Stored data
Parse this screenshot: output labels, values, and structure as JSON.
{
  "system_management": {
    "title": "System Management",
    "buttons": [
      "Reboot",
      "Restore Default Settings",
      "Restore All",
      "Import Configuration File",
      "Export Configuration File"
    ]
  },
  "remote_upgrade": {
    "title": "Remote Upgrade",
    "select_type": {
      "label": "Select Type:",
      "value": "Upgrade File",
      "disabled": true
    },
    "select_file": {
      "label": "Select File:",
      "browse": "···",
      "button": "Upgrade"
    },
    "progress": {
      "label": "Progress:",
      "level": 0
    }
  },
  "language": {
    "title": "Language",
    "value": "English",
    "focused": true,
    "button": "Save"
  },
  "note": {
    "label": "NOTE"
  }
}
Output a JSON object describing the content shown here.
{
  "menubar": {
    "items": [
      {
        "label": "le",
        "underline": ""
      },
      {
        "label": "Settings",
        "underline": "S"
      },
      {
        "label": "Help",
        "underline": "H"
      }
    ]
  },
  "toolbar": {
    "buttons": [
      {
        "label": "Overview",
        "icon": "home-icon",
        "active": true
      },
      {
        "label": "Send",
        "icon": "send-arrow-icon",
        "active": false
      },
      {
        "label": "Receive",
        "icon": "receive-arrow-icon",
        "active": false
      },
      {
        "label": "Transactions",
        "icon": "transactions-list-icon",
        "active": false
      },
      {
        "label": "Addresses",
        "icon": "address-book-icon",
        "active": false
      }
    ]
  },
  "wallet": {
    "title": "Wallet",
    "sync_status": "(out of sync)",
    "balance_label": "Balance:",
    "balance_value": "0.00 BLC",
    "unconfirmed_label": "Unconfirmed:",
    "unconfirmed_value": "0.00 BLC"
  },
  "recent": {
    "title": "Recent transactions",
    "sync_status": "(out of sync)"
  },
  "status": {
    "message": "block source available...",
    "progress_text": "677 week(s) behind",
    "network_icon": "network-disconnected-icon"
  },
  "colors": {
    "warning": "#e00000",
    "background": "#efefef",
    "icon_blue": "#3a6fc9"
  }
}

TASK TO CARRY OUT – Type the material above out again, exactly.

FINISHED EXERCISE –
Parse this screenshot: output labels, values, and structure as JSON.
{
  "system_management": {
    "title": "System Management",
    "buttons": [
      "Reboot",
      "Restore Default Settings",
      "Restore All",
      "Import Configuration File",
      "Export Configuration File"
    ]
  },
  "remote_upgrade": {
    "title": "Remote Upgrade",
    "select_type": {
      "label": "Select Type:",
      "value": "Upgrade File",
      "disabled": true
    },
    "select_file": {
      "label": "Select File:",
      "browse": "···",
      "button": "Upgrade"
    },
    "progress": {
      "label": "Progress:",
      "level": 0
    }
  },
  "language": {
    "title": "Language",
    "value": "English",
    "focused": true,
    "button": "Save"
  },
  "note": {
    "label": "NOTE"
  }
}
Output a JSON object describing the content shown here.
{
  "menubar": {
    "items": [
      {
        "label": "le",
        "underline": ""
      },
      {
        "label": "Settings",
        "underline": "S"
      },
      {
        "label": "Help",
        "underline": "H"
      }
    ]
  },
  "toolbar": {
    "buttons": [
      {
        "label": "Overview",
        "icon": "home-icon",
        "active": true
      },
      {
        "label": "Send",
        "icon": "send-arrow-icon",
        "active": false
      },
      {
        "label": "Receive",
        "icon": "receive-arrow-icon",
        "active": false
      },
      {
        "label": "Transactions",
        "icon": "transactions-list-icon",
        "active": false
      },
      {
        "label": "Addresses",
        "icon": "address-book-icon",
        "active": false
      }
    ]
  },
  "wallet": {
    "title": "Wallet",
    "sync_status": "(out of sync)",
    "balance_label": "Balance:",
    "balance_value": "0.00 BLC",
    "unconfirmed_label": "Unconfirmed:",
    "unconfirmed_value": "0.00 BLC"
  },
  "recent": {
    "title": "Recent transactions",
    "sync_status": "(out of sync)"
  },
  "status": {
    "message": "block source available...",
    "progress_text": "677 week(s) behind",
    "network_icon": "network-disconnected-icon"
  },
  "colors": {
    "warning": "#e00000",
    "background": "#efefef",
    "icon_blue": "#3a6fc9"
  }
}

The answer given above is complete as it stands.